» **Your goal**:
Copy each line containing the word "gruppo" from the records that follow, please.

Saved data entries
§ §
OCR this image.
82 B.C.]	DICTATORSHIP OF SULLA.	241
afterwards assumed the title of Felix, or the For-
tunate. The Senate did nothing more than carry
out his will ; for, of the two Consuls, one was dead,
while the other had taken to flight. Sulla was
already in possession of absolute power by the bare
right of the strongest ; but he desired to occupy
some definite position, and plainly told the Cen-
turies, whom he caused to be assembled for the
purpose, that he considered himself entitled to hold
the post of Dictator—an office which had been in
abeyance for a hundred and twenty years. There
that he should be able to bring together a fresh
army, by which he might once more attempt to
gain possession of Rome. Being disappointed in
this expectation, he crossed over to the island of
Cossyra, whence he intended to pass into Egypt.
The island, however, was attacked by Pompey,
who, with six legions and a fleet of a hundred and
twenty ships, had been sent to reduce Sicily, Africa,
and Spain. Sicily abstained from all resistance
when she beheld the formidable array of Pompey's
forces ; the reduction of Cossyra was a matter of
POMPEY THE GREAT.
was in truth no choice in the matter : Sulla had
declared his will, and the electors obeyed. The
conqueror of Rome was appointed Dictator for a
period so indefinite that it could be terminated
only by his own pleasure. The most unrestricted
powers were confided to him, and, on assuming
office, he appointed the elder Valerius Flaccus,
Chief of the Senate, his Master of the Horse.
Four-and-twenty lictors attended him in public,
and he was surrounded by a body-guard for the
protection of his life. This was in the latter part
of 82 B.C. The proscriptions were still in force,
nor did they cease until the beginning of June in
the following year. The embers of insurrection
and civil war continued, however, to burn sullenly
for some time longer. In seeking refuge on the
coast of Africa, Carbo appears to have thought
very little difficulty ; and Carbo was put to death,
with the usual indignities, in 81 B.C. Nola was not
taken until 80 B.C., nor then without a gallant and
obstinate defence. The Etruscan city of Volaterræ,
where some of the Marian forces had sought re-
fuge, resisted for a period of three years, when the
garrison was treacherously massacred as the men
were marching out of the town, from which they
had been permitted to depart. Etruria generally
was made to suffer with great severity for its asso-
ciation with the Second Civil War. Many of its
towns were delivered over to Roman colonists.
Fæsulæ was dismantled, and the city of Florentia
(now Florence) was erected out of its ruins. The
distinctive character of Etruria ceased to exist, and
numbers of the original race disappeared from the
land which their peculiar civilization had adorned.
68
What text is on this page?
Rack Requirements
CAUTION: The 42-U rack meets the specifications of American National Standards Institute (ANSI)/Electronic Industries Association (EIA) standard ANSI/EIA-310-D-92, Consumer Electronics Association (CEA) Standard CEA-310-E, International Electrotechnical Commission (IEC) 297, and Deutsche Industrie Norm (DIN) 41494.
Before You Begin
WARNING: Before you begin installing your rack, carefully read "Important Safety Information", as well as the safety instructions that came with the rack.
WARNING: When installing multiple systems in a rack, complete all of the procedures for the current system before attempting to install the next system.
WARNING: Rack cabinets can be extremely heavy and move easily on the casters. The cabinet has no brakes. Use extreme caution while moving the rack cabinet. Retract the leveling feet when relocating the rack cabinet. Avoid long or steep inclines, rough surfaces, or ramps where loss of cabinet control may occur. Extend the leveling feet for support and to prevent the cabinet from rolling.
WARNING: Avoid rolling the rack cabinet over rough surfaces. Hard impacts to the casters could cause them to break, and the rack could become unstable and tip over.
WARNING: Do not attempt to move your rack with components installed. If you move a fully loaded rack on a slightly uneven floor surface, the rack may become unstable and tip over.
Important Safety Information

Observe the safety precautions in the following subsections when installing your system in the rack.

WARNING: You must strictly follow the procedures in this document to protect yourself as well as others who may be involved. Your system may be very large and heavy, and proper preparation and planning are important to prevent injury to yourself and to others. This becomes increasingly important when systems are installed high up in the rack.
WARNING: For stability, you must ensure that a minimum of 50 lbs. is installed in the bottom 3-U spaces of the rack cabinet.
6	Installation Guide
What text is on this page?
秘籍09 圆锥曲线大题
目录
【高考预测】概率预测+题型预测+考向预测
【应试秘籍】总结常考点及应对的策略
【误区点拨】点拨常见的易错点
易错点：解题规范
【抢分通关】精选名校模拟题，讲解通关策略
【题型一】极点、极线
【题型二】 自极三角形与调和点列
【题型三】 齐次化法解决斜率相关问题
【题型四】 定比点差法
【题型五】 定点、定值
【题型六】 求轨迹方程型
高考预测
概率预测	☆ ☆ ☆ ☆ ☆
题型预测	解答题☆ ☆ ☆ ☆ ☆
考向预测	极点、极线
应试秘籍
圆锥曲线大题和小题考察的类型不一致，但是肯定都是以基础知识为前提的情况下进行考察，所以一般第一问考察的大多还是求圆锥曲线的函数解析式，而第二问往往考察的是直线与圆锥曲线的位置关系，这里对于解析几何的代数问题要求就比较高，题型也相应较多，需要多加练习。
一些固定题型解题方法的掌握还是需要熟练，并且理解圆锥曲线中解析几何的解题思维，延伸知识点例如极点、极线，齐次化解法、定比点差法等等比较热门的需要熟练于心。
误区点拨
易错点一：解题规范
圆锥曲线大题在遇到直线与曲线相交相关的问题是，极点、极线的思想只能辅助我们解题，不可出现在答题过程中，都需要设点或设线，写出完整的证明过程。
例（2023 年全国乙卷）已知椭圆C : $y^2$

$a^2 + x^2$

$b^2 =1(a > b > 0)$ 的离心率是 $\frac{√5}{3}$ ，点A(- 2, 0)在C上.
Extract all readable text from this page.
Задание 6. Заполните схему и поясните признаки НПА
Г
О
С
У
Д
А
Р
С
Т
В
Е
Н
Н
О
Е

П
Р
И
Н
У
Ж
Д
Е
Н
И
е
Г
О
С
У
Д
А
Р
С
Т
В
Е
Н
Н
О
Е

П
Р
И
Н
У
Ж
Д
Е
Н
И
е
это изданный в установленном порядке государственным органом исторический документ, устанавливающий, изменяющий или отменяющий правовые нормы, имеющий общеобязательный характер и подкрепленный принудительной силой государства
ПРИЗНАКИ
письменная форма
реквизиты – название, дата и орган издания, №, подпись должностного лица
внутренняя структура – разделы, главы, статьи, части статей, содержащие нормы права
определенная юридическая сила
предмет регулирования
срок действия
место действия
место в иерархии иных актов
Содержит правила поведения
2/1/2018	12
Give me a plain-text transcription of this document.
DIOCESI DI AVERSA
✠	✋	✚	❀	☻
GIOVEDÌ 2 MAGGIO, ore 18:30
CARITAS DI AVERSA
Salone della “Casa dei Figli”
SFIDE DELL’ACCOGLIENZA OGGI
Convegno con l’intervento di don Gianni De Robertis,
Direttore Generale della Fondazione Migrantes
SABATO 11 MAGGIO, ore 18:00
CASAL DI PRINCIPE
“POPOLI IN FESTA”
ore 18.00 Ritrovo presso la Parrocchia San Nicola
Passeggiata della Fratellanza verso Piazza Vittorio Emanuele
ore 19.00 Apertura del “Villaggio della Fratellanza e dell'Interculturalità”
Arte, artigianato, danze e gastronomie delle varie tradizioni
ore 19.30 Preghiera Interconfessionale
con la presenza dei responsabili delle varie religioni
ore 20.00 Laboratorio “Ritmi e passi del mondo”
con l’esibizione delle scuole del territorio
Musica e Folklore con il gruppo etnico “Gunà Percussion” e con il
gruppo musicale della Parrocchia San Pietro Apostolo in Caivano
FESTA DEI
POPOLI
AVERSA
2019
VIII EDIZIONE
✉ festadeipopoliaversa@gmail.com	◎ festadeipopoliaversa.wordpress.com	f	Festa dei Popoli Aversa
§ §
» **Task solution**:
Musica e Folklore con il gruppo etnico “Gunà Percussion” e con il
gruppo musicale della Parrocchia San Pietro Apostolo in Caivano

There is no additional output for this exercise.